# What is expected
Reproduce the complete listing without any deviation.

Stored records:
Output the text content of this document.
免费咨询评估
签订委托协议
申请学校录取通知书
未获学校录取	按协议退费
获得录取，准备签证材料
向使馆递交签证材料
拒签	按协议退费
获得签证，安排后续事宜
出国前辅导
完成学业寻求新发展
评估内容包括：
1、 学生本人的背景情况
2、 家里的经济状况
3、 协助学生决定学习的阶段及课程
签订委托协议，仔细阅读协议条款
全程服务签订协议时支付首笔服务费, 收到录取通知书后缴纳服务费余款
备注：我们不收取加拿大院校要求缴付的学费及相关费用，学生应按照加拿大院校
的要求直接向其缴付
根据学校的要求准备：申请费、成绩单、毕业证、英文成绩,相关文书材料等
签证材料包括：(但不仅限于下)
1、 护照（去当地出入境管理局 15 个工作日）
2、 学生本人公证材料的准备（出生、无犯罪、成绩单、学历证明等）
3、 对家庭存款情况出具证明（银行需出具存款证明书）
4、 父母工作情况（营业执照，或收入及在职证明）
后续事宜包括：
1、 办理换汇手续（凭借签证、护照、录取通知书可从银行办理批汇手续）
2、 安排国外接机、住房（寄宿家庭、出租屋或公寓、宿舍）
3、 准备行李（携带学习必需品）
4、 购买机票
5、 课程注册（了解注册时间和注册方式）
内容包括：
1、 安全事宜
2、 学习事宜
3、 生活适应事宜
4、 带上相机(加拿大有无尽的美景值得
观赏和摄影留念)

# Answer
Output the text content of this document.
免费咨询评估
签订委托协议
申请学校录取通知书
未获学校录取	按协议退费
获得录取，准备签证材料
向使馆递交签证材料
拒签	按协议退费
获得签证，安排后续事宜
出国前辅导
完成学业寻求新发展
评估内容包括：
1、 学生本人的背景情况
2、 家里的经济状况
3、 协助学生决定学习的阶段及课程
签订委托协议，仔细阅读协议条款
全程服务签订协议时支付首笔服务费, 收到录取通知书后缴纳服务费余款
备注：我们不收取加拿大院校要求缴付的学费及相关费用，学生应按照加拿大院校
的要求直接向其缴付
根据学校的要求准备：申请费、成绩单、毕业证、英文成绩,相关文书材料等
签证材料包括：(但不仅限于下)
1、 护照（去当地出入境管理局 15 个工作日）
2、 学生本人公证材料的准备（出生、无犯罪、成绩单、学历证明等）
3、 对家庭存款情况出具证明（银行需出具存款证明书）
4、 父母工作情况（营业执照，或收入及在职证明）
后续事宜包括：
1、 办理换汇手续（凭借签证、护照、录取通知书可从银行办理批汇手续）
2、 安排国外接机、住房（寄宿家庭、出租屋或公寓、宿舍）
3、 准备行李（携带学习必需品）
4、 购买机票
5、 课程注册（了解注册时间和注册方式）
内容包括：
1、 安全事宜
2、 学习事宜
3、 生活适应事宜
4、 带上相机(加拿大有无尽的美景值得
观赏和摄影留念)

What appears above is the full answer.